→ **PASSAGE SHOWN**:
=====
AgentSkillsCN

scrape-strategy

网络爬虫策略与故障排除。当爬虫失败、遭遇站点防护措施,或用户询问爬虫层级行为时,可选用此方法。

SKILL.md
--- frontmatter
name: scrape-strategy
version: "1.0.0"
description: "Web scraping strategy and troubleshooting. Use when scraping fails, site protection is encountered, or the user asks about scraping tier behavior."

tools:
  - estimate_run
  - research_company
  - check_jobs

resources:
  - file://references/tiers

metadata:
  openclaw:
    requires:
      bins:
        - primr-mcp
      env:
        - GEMINI_API_KEY

Scrape Strategy

Primr uses an 8-tier fallback system for web scraping. See references/tiers.md for the full tier table and selection heuristics.

Key Features

  • Sticky Tier: Once a tier works for a host, it's tried first for subsequent pages
  • Circuit Breaker: After 3 consecutive failures of the same tier for a host, that tier is skipped
  • Cookie Handoff: Cookies obtained by browser tiers are reused by faster HTTP tiers
  • Content Validation: Checks actual content, not just HTTP status -- catches "200 OK" responses that are actually block pages

Error Handling

Content Validation Indicators

  • Content length < 1000 bytes
  • Contains "access denied", "blocked", "captcha"
=====
→ **MATERIAL**:
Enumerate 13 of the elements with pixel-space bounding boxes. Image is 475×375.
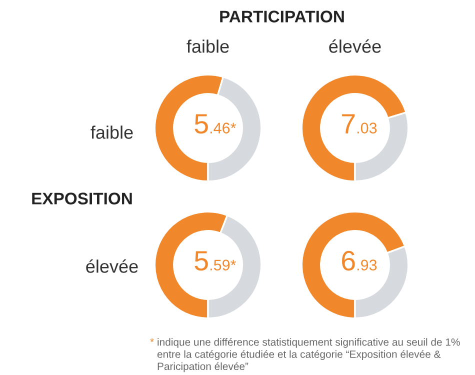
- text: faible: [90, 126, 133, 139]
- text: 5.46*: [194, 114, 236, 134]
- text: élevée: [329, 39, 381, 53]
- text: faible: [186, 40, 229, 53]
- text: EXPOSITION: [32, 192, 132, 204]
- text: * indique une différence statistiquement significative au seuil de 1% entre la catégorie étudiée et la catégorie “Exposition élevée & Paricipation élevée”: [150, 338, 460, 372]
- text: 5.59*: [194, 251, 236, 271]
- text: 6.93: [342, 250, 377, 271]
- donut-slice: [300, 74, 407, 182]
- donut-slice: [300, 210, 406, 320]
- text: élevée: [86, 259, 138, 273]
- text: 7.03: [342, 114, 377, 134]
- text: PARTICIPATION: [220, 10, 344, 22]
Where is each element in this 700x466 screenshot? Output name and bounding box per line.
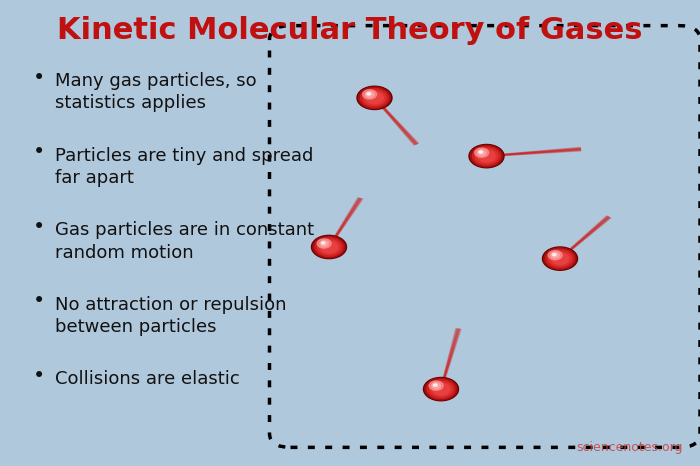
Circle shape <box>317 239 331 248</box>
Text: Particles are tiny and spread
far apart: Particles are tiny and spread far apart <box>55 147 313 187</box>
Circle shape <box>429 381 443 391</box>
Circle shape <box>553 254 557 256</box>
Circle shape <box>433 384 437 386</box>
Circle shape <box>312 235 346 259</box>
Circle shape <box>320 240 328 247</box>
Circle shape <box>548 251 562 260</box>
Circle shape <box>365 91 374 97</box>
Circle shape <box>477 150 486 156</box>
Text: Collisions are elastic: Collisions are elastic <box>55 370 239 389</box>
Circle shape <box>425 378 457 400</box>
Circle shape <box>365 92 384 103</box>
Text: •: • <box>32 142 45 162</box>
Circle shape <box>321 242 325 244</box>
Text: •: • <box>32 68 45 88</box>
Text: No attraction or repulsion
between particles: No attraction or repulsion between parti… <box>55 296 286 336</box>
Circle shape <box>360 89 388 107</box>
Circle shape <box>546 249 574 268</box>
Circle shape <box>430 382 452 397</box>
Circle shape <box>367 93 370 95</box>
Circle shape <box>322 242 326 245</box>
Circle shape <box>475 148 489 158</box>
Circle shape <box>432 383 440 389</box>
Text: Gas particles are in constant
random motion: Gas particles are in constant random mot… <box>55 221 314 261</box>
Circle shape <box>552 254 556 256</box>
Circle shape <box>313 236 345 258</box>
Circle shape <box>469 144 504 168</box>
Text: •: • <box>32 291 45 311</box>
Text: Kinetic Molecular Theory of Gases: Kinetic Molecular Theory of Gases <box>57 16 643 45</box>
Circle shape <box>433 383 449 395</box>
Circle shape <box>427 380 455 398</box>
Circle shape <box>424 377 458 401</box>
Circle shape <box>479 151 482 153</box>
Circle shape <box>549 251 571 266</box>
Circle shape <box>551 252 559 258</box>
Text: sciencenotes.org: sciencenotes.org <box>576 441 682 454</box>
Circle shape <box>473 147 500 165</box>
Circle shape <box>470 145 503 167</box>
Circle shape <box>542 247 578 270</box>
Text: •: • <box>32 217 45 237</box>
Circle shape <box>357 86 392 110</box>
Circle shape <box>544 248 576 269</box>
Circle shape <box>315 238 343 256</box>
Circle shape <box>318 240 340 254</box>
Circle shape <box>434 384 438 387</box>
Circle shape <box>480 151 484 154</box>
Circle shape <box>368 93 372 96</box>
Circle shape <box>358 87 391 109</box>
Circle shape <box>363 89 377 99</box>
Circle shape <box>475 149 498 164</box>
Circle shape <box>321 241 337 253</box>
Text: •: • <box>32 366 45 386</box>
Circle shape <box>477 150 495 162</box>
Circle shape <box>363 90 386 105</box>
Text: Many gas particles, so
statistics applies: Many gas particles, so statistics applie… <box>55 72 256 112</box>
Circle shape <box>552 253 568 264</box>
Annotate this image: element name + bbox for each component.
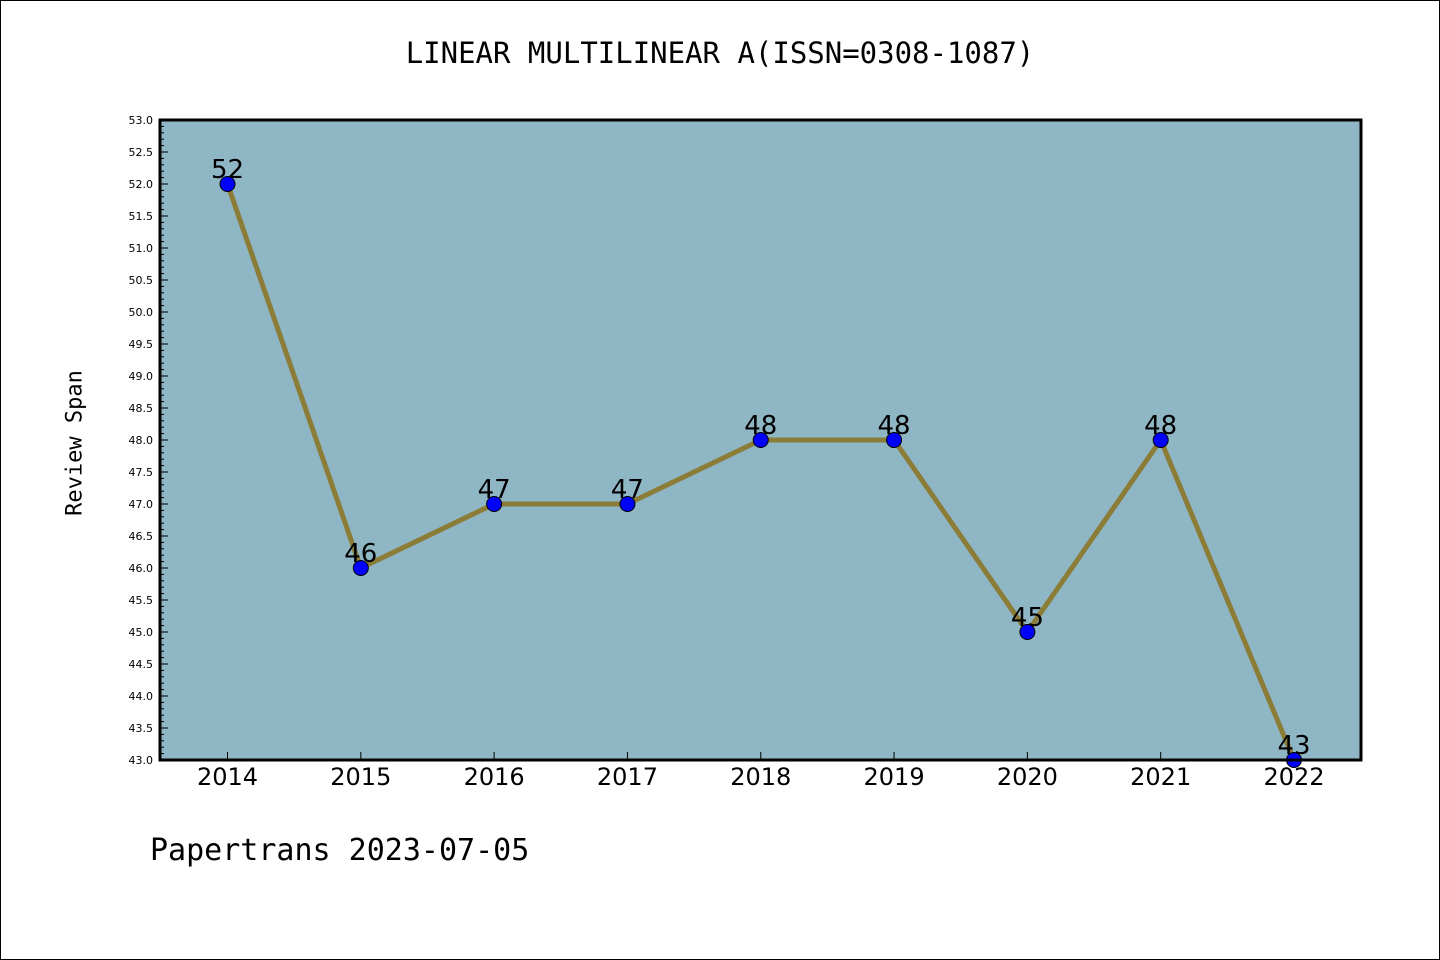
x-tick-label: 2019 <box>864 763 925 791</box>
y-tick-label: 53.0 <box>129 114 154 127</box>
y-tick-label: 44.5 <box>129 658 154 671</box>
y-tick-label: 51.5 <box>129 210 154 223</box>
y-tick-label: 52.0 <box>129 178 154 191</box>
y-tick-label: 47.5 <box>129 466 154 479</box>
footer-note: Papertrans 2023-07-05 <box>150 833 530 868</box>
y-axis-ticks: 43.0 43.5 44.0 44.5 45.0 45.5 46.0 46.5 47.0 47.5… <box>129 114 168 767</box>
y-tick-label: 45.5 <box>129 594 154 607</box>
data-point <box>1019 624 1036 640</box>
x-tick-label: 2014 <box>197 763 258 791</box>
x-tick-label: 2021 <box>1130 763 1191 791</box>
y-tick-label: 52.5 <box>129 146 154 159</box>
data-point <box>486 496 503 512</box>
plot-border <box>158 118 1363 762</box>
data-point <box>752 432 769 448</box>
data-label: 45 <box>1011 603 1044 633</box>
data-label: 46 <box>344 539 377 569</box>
=====
→ **WHAT THE TASK ASKS**:
On the scrape strategy page, how many consecutive failures of the same tier for a host cause that tier to be skipped? The records are separate material and have no connection to the scrape strategy page.

→ **RESULT OF THE EXERCISE**:
Three consecutive failures.